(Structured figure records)
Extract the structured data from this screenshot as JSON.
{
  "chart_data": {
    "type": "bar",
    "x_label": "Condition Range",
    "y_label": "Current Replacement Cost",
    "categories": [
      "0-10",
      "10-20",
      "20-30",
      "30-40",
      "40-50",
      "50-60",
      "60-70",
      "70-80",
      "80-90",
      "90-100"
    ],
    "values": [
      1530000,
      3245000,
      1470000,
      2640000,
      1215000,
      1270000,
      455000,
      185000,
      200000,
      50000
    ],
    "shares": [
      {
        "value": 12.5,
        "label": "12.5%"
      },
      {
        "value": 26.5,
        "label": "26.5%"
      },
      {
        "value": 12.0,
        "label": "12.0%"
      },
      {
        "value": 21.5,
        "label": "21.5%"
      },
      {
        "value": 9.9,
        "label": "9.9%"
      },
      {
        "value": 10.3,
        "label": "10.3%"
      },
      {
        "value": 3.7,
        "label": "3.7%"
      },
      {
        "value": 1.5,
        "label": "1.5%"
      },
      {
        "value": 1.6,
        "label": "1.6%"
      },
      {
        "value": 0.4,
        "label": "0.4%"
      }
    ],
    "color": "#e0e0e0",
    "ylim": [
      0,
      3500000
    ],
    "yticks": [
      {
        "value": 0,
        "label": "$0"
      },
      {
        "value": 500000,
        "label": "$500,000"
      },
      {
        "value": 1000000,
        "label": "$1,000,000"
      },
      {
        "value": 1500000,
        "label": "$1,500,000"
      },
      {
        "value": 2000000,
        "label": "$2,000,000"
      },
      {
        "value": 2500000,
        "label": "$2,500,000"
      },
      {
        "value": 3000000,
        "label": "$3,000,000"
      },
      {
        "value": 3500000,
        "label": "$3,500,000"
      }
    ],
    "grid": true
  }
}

** Aim of the task **
Please output the complete data exactly.

** Solution **
Extract the structured data from this screenshot as JSON.
{
  "chart_data": {
    "type": "bar",
    "x_label": "Condition Range",
    "y_label": "Current Replacement Cost",
    "categories": [
      "0-10",
      "10-20",
      "20-30",
      "30-40",
      "40-50",
      "50-60",
      "60-70",
      "70-80",
      "80-90",
      "90-100"
    ],
    "values": [
      1530000,
      3245000,
      1470000,
      2640000,
      1215000,
      1270000,
      455000,
      185000,
      200000,
      50000
    ],
    "shares": [
      {
        "value": 12.5,
        "label": "12.5%"
      },
      {
        "value": 26.5,
        "label": "26.5%"
      },
      {
        "value": 12.0,
        "label": "12.0%"
      },
      {
        "value": 21.5,
        "label": "21.5%"
      },
      {
        "value": 9.9,
        "label": "9.9%"
      },
      {
        "value": 10.3,
        "label": "10.3%"
      },
      {
        "value": 3.7,
        "label": "3.7%"
      },
      {
        "value": 1.5,
        "label": "1.5%"
      },
      {
        "value": 1.6,
        "label": "1.6%"
      },
      {
        "value": 0.4,
        "label": "0.4%"
      }
    ],
    "color": "#e0e0e0",
    "ylim": [
      0,
      3500000
    ],
    "yticks": [
      {
        "value": 0,
        "label": "$0"
      },
      {
        "value": 500000,
        "label": "$500,000"
      },
      {
        "value": 1000000,
        "label": "$1,000,000"
      },
      {
        "value": 1500000,
        "label": "$1,500,000"
      },
      {
        "value": 2000000,
        "label": "$2,000,000"
      },
      {
        "value": 2500000,
        "label": "$2,500,000"
      },
      {
        "value": 3000000,
        "label": "$3,000,000"
      },
      {
        "value": 3500000,
        "label": "$3,500,000"
      }
    ],
    "grid": true
  }
}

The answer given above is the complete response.